DATA PROVIDED
--------------------
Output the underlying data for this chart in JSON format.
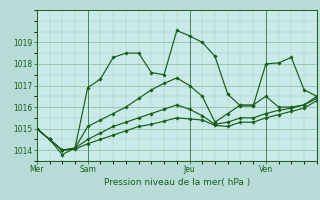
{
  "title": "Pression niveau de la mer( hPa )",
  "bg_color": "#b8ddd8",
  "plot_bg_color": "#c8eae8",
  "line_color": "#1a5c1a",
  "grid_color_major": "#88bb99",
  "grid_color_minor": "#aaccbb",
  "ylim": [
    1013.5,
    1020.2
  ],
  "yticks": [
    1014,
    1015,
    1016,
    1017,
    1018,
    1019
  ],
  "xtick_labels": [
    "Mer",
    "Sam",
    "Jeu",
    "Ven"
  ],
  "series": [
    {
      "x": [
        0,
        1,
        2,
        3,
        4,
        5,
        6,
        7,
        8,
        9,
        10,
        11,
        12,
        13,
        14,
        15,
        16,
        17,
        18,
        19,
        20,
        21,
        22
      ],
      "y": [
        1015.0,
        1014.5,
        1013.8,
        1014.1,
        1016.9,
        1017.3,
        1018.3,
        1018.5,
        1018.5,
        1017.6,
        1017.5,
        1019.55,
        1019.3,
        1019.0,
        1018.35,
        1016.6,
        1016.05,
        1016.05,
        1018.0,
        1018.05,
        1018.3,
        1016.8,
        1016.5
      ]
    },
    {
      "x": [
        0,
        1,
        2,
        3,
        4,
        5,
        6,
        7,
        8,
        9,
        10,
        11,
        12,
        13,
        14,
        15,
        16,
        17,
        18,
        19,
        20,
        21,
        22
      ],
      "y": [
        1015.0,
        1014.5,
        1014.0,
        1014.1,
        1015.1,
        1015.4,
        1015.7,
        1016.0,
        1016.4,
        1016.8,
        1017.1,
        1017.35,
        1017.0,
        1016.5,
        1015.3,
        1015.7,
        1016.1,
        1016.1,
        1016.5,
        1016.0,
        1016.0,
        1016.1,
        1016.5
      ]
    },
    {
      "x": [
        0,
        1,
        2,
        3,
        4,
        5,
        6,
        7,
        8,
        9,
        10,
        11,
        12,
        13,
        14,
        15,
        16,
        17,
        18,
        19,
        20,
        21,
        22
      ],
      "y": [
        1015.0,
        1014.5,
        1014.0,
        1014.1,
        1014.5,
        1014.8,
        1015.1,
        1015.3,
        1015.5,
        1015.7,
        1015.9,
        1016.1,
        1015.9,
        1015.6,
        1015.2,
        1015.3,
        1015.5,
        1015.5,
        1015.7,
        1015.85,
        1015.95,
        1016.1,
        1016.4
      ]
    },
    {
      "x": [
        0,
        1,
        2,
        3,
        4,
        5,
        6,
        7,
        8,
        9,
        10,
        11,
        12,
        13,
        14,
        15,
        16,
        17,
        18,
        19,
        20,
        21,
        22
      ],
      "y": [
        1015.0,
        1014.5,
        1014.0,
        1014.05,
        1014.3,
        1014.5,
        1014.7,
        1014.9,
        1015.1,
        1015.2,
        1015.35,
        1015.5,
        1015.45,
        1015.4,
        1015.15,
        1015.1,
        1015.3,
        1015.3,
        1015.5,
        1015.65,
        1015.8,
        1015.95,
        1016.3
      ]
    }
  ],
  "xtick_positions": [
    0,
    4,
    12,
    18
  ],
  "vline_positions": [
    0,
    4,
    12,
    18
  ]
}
--------------------
WRITTEN REQUEST
Transcribe all the records above word for word, without their images.

CORRECT RESULT
Output the underlying data for this chart in JSON format.
{
  "title": "Pression niveau de la mer( hPa )",
  "bg_color": "#b8ddd8",
  "plot_bg_color": "#c8eae8",
  "line_color": "#1a5c1a",
  "grid_color_major": "#88bb99",
  "grid_color_minor": "#aaccbb",
  "ylim": [
    1013.5,
    1020.2
  ],
  "yticks": [
    1014,
    1015,
    1016,
    1017,
    1018,
    1019
  ],
  "xtick_labels": [
    "Mer",
    "Sam",
    "Jeu",
    "Ven"
  ],
  "series": [
    {
      "x": [
        0,
        1,
        2,
        3,
        4,
        5,
        6,
        7,
        8,
        9,
        10,
        11,
        12,
        13,
        14,
        15,
        16,
        17,
        18,
        19,
        20,
        21,
        22
      ],
      "y": [
        1015.0,
        1014.5,
        1013.8,
        1014.1,
        1016.9,
        1017.3,
        1018.3,
        1018.5,
        1018.5,
        1017.6,
        1017.5,
        1019.55,
        1019.3,
        1019.0,
        1018.35,
        1016.6,
        1016.05,
        1016.05,
        1018.0,
        1018.05,
        1018.3,
        1016.8,
        1016.5
      ]
    },
    {
      "x": [
        0,
        1,
        2,
        3,
        4,
        5,
        6,
        7,
        8,
        9,
        10,
        11,
        12,
        13,
        14,
        15,
        16,
        17,
        18,
        19,
        20,
        21,
        22
      ],
      "y": [
        1015.0,
        1014.5,
        1014.0,
        1014.1,
        1015.1,
        1015.4,
        1015.7,
        1016.0,
        1016.4,
        1016.8,
        1017.1,
        1017.35,
        1017.0,
        1016.5,
        1015.3,
        1015.7,
        1016.1,
        1016.1,
        1016.5,
        1016.0,
        1016.0,
        1016.1,
        1016.5
      ]
    },
    {
      "x": [
        0,
        1,
        2,
        3,
        4,
        5,
        6,
        7,
        8,
        9,
        10,
        11,
        12,
        13,
        14,
        15,
        16,
        17,
        18,
        19,
        20,
        21,
        22
      ],
      "y": [
        1015.0,
        1014.5,
        1014.0,
        1014.1,
        1014.5,
        1014.8,
        1015.1,
        1015.3,
        1015.5,
        1015.7,
        1015.9,
        1016.1,
        1015.9,
        1015.6,
        1015.2,
        1015.3,
        1015.5,
        1015.5,
        1015.7,
        1015.85,
        1015.95,
        1016.1,
        1016.4
      ]
    },
    {
      "x": [
        0,
        1,
        2,
        3,
        4,
        5,
        6,
        7,
        8,
        9,
        10,
        11,
        12,
        13,
        14,
        15,
        16,
        17,
        18,
        19,
        20,
        21,
        22
      ],
      "y": [
        1015.0,
        1014.5,
        1014.0,
        1014.05,
        1014.3,
        1014.5,
        1014.7,
        1014.9,
        1015.1,
        1015.2,
        1015.35,
        1015.5,
        1015.45,
        1015.4,
        1015.15,
        1015.1,
        1015.3,
        1015.3,
        1015.5,
        1015.65,
        1015.8,
        1015.95,
        1016.3
      ]
    }
  ],
  "xtick_positions": [
    0,
    4,
    12,
    18
  ],
  "vline_positions": [
    0,
    4,
    12,
    18
  ]
}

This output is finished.